TEXT —
— Begin —

Roll Call: Latest News on Capitol Hill, Congress, Politics and Elections
November 24, 2014

A New Day: 6 Questions With CQ’s David Ellis

editors006 042314 600x403 A New Day: 6 Questions With CQs David Ellis

(Tom Williams/CQ Roll Call)

A few days ago, Vice President of News David Ellis gathered every person in our newsroom.

This is my second stint at Roll Call —> CQ Roll Call —> The Economist Group, but in all the years I’ve been affiliated with this company, I had never actually seen all of our journalists gathered in one place. It was exciting.

The purpose was explaining a series of changes that are going to help our entire business stay competitive. Because CQ clients are paying customers, and most people read Roll Call online for free, our models for making money are quite different. The changes on that side of our newsroom just up the street from the Capitol don’t really affect Roll Call, but our fates are intertwined, and everyone within the organization benefits from the brains supplying CQ customers with the sharpest policy news in the industry.

David, now six weeks on the job, took the helm of this organization after many years at Bloomberg. He had already mapped out his initial plans to me over corncakes and catfish one afternoon, but seeing them in real time helped me understand the improvements.

The first thing you notice on CQ.com now are the “Today at a Glance” listings with a full congressional schedule, not far from quick news stories by our Capitol Hill team, important official documents and transcripts of pretty much everything happening in Washington. Then there are a bunch of easy to find blogs getting you up to speed on different policy topics.

— End —

EXTRACTED ENTRIES —
— Begin —

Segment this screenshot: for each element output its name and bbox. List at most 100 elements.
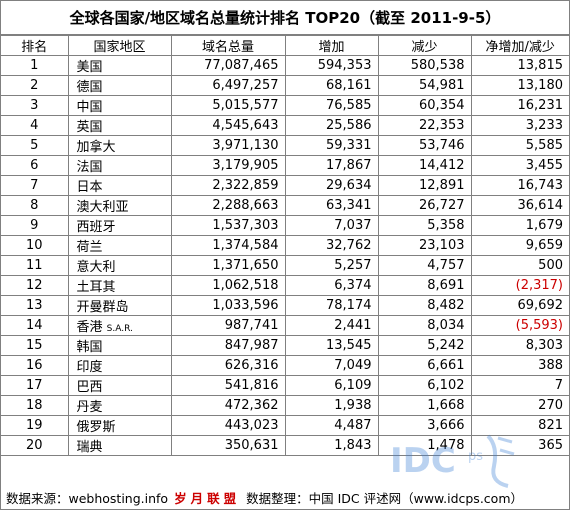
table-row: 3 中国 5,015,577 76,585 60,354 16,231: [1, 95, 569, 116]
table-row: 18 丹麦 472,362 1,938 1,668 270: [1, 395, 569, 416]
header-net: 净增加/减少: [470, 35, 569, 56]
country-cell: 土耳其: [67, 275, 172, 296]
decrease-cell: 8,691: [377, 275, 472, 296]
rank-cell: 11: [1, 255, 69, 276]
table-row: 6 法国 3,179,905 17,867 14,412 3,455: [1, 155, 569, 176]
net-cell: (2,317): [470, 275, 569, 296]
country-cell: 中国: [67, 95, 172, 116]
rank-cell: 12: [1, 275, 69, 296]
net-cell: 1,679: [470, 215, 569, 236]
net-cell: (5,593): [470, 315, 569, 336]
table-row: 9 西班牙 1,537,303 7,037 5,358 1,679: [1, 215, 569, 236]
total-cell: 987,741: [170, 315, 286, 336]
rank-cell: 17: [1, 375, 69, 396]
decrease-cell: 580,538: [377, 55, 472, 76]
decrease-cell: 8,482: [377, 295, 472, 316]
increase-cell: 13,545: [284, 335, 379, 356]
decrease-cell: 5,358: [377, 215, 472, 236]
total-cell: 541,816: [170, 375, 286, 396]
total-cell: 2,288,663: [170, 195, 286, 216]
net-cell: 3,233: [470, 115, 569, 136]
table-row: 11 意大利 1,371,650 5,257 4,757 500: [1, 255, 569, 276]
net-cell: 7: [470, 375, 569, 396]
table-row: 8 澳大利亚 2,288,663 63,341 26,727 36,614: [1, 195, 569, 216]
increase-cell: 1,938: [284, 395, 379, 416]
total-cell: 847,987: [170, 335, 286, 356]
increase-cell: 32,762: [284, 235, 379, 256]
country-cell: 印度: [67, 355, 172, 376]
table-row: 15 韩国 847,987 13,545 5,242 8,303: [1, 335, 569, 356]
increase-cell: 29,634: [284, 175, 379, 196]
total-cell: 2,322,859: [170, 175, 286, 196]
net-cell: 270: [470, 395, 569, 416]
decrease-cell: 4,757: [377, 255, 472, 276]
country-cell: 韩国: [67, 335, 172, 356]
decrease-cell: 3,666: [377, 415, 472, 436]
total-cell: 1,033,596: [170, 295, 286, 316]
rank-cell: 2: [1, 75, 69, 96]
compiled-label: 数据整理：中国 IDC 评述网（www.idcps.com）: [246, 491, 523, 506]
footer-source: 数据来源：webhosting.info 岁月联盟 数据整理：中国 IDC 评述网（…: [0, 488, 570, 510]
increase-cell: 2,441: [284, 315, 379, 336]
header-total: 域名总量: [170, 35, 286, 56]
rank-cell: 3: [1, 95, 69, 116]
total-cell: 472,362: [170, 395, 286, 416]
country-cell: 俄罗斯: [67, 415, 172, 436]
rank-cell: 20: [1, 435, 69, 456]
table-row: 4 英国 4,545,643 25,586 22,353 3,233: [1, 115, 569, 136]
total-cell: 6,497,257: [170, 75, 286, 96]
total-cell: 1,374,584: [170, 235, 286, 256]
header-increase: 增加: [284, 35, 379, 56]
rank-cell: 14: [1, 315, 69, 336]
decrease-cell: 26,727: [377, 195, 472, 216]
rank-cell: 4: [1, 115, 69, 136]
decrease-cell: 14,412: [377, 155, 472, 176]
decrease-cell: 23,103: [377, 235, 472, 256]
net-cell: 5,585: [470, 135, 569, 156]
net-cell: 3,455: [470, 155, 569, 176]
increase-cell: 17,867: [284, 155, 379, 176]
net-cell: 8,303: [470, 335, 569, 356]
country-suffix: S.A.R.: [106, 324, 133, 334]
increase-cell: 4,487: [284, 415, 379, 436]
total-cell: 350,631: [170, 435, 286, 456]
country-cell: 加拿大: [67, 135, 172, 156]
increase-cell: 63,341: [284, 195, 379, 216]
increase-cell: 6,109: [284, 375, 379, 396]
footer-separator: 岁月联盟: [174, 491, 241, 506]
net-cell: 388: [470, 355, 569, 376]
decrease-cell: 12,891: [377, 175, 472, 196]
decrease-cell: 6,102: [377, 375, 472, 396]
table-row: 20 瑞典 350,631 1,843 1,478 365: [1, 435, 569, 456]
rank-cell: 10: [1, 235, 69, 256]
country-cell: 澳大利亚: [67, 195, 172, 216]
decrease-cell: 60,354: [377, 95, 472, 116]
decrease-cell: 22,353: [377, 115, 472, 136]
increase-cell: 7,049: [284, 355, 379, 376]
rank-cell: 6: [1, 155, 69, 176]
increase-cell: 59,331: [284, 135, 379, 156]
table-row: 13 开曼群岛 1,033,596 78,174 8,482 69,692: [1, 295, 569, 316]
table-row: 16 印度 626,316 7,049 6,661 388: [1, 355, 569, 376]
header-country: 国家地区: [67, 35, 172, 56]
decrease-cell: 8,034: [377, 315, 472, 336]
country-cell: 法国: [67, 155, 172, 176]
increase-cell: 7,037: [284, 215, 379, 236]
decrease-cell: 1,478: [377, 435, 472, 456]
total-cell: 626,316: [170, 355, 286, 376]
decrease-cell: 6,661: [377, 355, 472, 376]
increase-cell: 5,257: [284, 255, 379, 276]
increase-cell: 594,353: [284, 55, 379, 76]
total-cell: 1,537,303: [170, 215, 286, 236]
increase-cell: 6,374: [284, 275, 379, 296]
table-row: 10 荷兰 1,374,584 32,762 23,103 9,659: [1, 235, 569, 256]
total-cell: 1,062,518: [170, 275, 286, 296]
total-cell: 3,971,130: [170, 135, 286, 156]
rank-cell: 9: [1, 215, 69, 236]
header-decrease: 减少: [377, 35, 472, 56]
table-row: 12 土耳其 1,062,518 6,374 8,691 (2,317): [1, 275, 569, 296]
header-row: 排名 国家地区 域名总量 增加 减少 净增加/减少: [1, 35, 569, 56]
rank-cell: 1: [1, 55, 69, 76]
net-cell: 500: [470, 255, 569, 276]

— End —

WRITTEN TASKS —
1 > In the entries, express the lines from the line with "table-row: 3 中国" to the line with "rank-cell: 11: [1, 255, 69, 276]" as a JSON list of strings, one string per line, leaving out blank lines.
2 > Write the next part of the article about David Ellis and the changes at CQ, picking up after its final sentence.
The entries are unrelated to the text.

EXPECTED OUTPUTS —
1 >
[
  "table-row: 3 中国 5,015,577 76,585 60,354 16,231: [1, 95, 569, 116]",
  "table-row: 18 丹麦 472,362 1,938 1,668 270: [1, 395, 569, 416]",
  "header-net: 净增加/减少: [470, 35, 569, 56]",
  "country-cell: 土耳其: [67, 275, 172, 296]",
  "decrease-cell: 8,691: [377, 275, 472, 296]",
  "rank-cell: 11: [1, 255, 69, 276]"
]

2 >
The new site also makes it easier for lobbyists, advocates and people closely tracking Congress to access our other databases. I got a tour of the site last week and learned things I didn’t know about our own company. CQ houses congressional staff names, dates and information about town halls back home, facts and figures on marital status and religion, along with a full set of info for all 50 state houses. Sitting atop a file cabinet during the presentation, David called it “the most complete directory of legislative aides and functions in the city,” which sounds about right to me. There’s even a pronunciation guide for members of Congress’ names — something I would have loved when I was the political editor of the “PBS NewsHour.” (Radel is pronounced like cradle, by the way.)

David’s newsroom talk — which concluded with the staff sharing bottles of Dogfish Head and Founders Oatmeal Stout to celebrate — had everything to do with our organization, the strength of our respective brands and what our journalists are doing inside the Capitol each and every day.

I laid out my vision for Roll Call in my first Newsroom Confidential column on Jan. 28. I have realized since taking over the paper that people don’t always know all of the cool stuff you’re doing. I wrote then:

[W]e haven’t always done the best job of explaining changes within the organization to this community, but we’re turning that around.

For example, as a loyal reader, you surely must know that everything found at rollcall.com is free, right? And that you can download our Roll Call app in a split second to make sure you get breaking news alerts and the latest news from our team. Do you follow @rollcall on Twitter?

As I heard David explaining the CQ changes to the staff during our newsroom meeting, I was thinking the same thing. I wanted to give him a chance to talk about the new CQ.com unveiled today, and what’s next.

Here’s a partial transcript. I hope you go check out the new offerings, and of course, keep reading Roll Call.

CB: So what exactly is happening today and how does it affect the people that use CQ every day?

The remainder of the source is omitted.